>>>

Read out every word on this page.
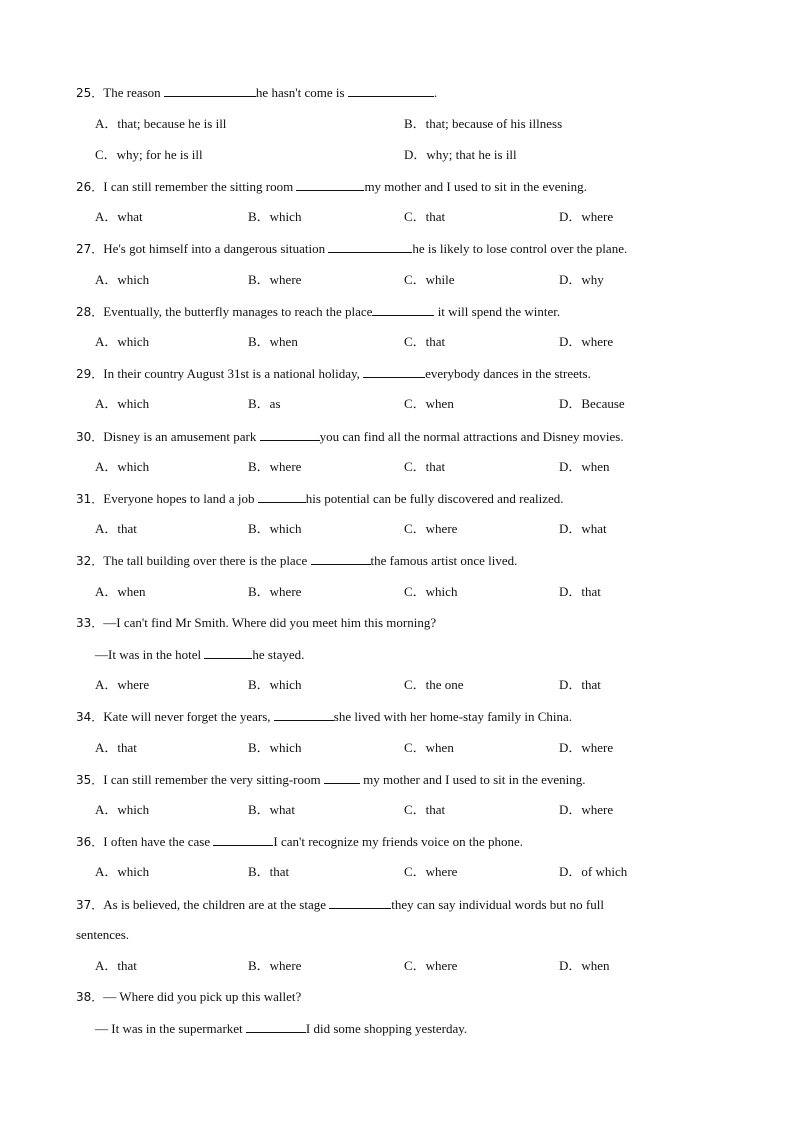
25．The reason	he hasn't come is	.
A．that; because he is ill	B．that; because of his illness
C．why; for he is ill	D．why; that he is ill
26．I can still remember the sitting room	my mother and I used to sit in the evening.
A．what	B．which	C．that	D．where
27．He's got himself into a dangerous situation	he is likely to lose control over the plane.
A．which	B．where	C．while	D．why
28．Eventually, the butterfly manages to reach the place	it will spend the winter.
A．which	B．when	C．that	D．where
29．In their country August 31st is a national holiday,	everybody dances in the streets.
A．which	B．as	C．when	D．Because
30．Disney is an amusement park	you can find all the normal attractions and Disney movies.
A．which	B．where	C．that	D．when
31．Everyone hopes to land a job	his potential can be fully discovered and realized.
A．that	B．which	C．where	D．what
32．The tall building over there is the place	the famous artist once lived.
A．when	B．where	C．which	D．that
33．—I can't find Mr Smith. Where did you meet him this morning?
—It was in the hotel	he stayed.
A．where	B．which	C．the one	D．that
34．Kate will never forget the years,	she lived with her home-stay family in China.
A．that	B．which	C．when	D．where
35．I can still remember the very sitting-room	my mother and I used to sit in the evening.
A．which	B．what	C．that	D．where
36．I often have the case	I can't recognize my friends voice on the phone.
A．which	B．that	C．where	D．of which
37．As is believed, the children are at the stage	they can say individual words but no full
sentences.
A．that	B．where	C．where	D．when
38．— Where did you pick up this wallet?
— It was in the supermarket	I did some shopping yesterday.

<<<

- **EXERCISE OBJECTIVE**
Copy each line of the records precisely and drop any images they hold.

- **SOLUTION TO THIS TASK**
Read out every word on this page.
25．The reason	he hasn't come is	.
A．that; because he is ill	B．that; because of his illness
C．why; for he is ill	D．why; that he is ill
26．I can still remember the sitting room	my mother and I used to sit in the evening.
A．what	B．which	C．that	D．where
27．He's got himself into a dangerous situation	he is likely to lose control over the plane.
A．which	B．where	C．while	D．why
28．Eventually, the butterfly manages to reach the place	it will spend the winter.
A．which	B．when	C．that	D．where
29．In their country August 31st is a national holiday,	everybody dances in the streets.
A．which	B．as	C．when	D．Because
30．Disney is an amusement park	you can find all the normal attractions and Disney movies.
A．which	B．where	C．that	D．when
31．Everyone hopes to land a job	his potential can be fully discovered and realized.
A．that	B．which	C．where	D．what
32．The tall building over there is the place	the famous artist once lived.
A．when	B．where	C．which	D．that
33．—I can't find Mr Smith. Where did you meet him this morning?
—It was in the hotel	he stayed.
A．where	B．which	C．the one	D．that
34．Kate will never forget the years,	she lived with her home-stay family in China.
A．that	B．which	C．when	D．where
35．I can still remember the very sitting-room	my mother and I used to sit in the evening.
A．which	B．what	C．that	D．where
36．I often have the case	I can't recognize my friends voice on the phone.
A．which	B．that	C．where	D．of which
37．As is believed, the children are at the stage	they can say individual words but no full
sentences.
A．that	B．where	C．where	D．when
38．— Where did you pick up this wallet?
— It was in the supermarket	I did some shopping yesterday.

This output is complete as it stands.